↓

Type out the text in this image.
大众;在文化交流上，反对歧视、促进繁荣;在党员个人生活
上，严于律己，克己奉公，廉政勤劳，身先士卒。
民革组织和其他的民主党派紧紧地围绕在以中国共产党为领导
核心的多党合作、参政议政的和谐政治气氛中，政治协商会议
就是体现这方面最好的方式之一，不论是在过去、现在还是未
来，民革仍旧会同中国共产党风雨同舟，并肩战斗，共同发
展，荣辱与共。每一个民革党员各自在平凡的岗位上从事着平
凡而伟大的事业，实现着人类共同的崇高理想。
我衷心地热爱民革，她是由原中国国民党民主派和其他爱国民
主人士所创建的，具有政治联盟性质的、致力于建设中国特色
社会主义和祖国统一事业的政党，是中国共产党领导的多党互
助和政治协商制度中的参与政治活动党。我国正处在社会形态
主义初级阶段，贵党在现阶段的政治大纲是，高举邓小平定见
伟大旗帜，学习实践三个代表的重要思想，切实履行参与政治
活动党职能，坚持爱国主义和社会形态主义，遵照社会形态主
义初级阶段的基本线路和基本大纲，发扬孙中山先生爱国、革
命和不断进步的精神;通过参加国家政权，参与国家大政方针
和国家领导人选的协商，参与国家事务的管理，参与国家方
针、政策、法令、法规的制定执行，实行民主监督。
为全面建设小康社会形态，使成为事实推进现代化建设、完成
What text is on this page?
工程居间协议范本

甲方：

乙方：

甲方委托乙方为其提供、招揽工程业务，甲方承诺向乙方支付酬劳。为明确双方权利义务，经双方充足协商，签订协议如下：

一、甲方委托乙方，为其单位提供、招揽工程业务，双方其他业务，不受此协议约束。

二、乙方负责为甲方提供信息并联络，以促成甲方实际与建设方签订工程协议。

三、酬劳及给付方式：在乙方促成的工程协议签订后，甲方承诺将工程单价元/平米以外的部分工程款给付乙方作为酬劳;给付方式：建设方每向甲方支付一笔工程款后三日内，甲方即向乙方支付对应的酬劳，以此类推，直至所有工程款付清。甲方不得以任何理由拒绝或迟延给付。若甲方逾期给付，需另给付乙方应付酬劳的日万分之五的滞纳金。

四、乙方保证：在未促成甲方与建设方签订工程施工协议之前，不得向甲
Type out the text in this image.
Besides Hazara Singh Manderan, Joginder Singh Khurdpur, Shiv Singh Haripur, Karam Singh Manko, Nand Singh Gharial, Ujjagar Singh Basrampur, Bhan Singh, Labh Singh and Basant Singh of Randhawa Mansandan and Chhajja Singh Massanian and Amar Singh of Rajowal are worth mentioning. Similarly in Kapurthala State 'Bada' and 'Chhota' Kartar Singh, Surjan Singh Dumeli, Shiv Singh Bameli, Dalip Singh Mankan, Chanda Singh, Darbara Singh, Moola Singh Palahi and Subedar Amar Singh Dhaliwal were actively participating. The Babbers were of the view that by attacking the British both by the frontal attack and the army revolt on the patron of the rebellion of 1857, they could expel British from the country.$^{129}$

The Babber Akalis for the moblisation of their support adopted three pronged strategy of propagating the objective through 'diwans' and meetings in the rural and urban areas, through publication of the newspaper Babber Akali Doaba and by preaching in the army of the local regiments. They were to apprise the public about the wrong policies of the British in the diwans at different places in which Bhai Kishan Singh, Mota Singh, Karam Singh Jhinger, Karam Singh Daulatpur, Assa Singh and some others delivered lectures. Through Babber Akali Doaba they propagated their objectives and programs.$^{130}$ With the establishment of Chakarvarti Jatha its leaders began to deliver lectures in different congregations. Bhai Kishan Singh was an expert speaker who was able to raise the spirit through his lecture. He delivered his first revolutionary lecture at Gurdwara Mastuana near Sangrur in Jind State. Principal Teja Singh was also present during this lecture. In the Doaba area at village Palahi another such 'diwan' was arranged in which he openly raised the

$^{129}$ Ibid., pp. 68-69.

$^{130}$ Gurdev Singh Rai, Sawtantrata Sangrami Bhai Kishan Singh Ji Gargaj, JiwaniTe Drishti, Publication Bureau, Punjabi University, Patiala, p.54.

↑

Requirement: Go through the records and show every line with the string "招揽工程业务" in it.

Expected answer:
甲方委托乙方为其提供、招揽工程业务，甲方承诺向乙方支付酬劳。为明确双方权利义务，经双方充足协商，签订协议如下：
一、甲方委托乙方，为其单位提供、招揽工程业务，双方其他业务，不受此协议约束。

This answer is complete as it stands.